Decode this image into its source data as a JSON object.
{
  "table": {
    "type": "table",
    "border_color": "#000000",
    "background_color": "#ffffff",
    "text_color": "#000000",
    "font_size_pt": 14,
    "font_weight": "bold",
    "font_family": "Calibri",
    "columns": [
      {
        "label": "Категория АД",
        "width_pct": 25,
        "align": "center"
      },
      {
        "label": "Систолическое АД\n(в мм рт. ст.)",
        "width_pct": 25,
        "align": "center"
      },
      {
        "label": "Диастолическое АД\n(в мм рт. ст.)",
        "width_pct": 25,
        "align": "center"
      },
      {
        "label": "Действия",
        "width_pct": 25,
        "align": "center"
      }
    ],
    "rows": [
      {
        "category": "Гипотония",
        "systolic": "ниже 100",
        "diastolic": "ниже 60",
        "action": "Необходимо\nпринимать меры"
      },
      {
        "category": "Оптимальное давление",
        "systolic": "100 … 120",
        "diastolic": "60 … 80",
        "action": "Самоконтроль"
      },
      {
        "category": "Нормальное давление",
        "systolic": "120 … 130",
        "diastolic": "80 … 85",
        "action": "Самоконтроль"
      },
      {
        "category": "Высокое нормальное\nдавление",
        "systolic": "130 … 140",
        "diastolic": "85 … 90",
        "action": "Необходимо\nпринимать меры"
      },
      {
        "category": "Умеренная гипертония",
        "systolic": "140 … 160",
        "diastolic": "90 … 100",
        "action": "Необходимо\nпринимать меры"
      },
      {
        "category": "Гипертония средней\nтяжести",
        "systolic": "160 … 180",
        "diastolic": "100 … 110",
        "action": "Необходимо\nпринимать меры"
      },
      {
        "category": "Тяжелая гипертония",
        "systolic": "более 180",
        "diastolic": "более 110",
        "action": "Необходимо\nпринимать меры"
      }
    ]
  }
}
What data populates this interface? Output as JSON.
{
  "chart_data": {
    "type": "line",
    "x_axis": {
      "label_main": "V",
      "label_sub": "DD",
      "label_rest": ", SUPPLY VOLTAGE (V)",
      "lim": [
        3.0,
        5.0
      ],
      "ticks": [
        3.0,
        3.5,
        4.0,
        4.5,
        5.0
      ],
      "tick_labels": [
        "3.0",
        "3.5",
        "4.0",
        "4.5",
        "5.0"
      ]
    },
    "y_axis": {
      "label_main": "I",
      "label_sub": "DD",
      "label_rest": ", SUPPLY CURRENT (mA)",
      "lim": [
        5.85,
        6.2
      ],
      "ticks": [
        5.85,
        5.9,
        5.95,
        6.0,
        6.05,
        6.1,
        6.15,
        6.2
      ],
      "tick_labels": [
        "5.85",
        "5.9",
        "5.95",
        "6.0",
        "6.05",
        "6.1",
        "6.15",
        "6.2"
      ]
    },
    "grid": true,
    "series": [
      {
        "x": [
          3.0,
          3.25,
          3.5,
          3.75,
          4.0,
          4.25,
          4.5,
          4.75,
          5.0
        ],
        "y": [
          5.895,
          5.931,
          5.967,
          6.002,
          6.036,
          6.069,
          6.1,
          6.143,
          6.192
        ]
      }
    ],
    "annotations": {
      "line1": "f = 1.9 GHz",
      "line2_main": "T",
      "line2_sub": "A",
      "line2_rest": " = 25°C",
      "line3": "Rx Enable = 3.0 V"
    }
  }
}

● ● ●

[Instructions to follow] Count how many lines include the string "diastolic". Nothing but the number is needed.

[Task answer] 7